| Exercise directions |
The listing below must be repeated word for word, with its images excluded.

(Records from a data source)
::::

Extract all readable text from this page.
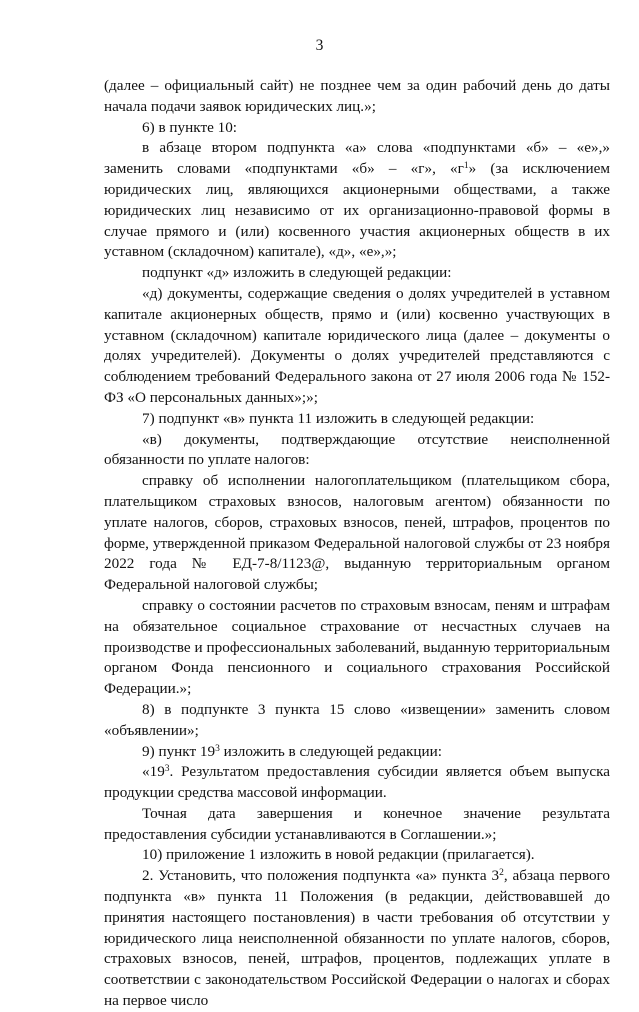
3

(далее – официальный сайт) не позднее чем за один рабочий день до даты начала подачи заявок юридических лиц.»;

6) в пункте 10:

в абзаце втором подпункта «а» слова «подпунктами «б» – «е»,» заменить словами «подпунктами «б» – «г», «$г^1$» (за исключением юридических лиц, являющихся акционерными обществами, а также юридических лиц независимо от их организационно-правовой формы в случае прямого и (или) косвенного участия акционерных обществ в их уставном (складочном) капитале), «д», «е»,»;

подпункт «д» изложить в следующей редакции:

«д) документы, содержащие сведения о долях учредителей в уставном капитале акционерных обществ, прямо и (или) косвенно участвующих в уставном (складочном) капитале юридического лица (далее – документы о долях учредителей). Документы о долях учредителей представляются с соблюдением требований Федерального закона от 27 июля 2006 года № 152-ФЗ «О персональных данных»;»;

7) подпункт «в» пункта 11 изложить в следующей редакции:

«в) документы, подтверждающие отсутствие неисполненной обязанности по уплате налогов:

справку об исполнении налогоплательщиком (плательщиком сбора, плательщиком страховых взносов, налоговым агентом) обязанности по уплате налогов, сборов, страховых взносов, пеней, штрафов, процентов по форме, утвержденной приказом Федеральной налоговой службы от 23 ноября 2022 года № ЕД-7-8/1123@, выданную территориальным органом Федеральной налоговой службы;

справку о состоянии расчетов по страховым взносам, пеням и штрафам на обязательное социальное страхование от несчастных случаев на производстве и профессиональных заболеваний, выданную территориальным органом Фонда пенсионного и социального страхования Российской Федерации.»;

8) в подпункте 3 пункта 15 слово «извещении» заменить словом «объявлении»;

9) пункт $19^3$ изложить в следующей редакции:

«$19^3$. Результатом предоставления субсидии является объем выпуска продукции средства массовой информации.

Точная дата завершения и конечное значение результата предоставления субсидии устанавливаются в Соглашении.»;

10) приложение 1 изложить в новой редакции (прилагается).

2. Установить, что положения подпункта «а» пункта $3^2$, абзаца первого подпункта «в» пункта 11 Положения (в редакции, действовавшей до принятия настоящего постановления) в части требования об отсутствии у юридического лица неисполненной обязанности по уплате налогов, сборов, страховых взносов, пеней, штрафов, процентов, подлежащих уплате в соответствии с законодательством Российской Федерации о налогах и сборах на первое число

::::

| Exercise answer |
Extract all readable text from this page.
3

(далее – официальный сайт) не позднее чем за один рабочий день до даты начала подачи заявок юридических лиц.»;

6) в пункте 10:

в абзаце втором подпункта «а» слова «подпунктами «б» – «е»,» заменить словами «подпунктами «б» – «г», «$г^1$» (за исключением юридических лиц, являющихся акционерными обществами, а также юридических лиц независимо от их организационно-правовой формы в случае прямого и (или) косвенного участия акционерных обществ в их уставном (складочном) капитале), «д», «е»,»;

подпункт «д» изложить в следующей редакции:

«д) документы, содержащие сведения о долях учредителей в уставном капитале акционерных обществ, прямо и (или) косвенно участвующих в уставном (складочном) капитале юридического лица (далее – документы о долях учредителей). Документы о долях учредителей представляются с соблюдением требований Федерального закона от 27 июля 2006 года № 152-ФЗ «О персональных данных»;»;

7) подпункт «в» пункта 11 изложить в следующей редакции:

«в) документы, подтверждающие отсутствие неисполненной обязанности по уплате налогов:

справку об исполнении налогоплательщиком (плательщиком сбора, плательщиком страховых взносов, налоговым агентом) обязанности по уплате налогов, сборов, страховых взносов, пеней, штрафов, процентов по форме, утвержденной приказом Федеральной налоговой службы от 23 ноября 2022 года № ЕД-7-8/1123@, выданную территориальным органом Федеральной налоговой службы;

справку о состоянии расчетов по страховым взносам, пеням и штрафам на обязательное социальное страхование от несчастных случаев на производстве и профессиональных заболеваний, выданную территориальным органом Фонда пенсионного и социального страхования Российской Федерации.»;

8) в подпункте 3 пункта 15 слово «извещении» заменить словом «объявлении»;

9) пункт $19^3$ изложить в следующей редакции:

«$19^3$. Результатом предоставления субсидии является объем выпуска продукции средства массовой информации.

Точная дата завершения и конечное значение результата предоставления субсидии устанавливаются в Соглашении.»;

10) приложение 1 изложить в новой редакции (прилагается).

2. Установить, что положения подпункта «а» пункта $3^2$, абзаца первого подпункта «в» пункта 11 Положения (в редакции, действовавшей до принятия настоящего постановления) в части требования об отсутствии у юридического лица неисполненной обязанности по уплате налогов, сборов, страховых взносов, пеней, штрафов, процентов, подлежащих уплате в соответствии с законодательством Российской Федерации о налогах и сборах на первое число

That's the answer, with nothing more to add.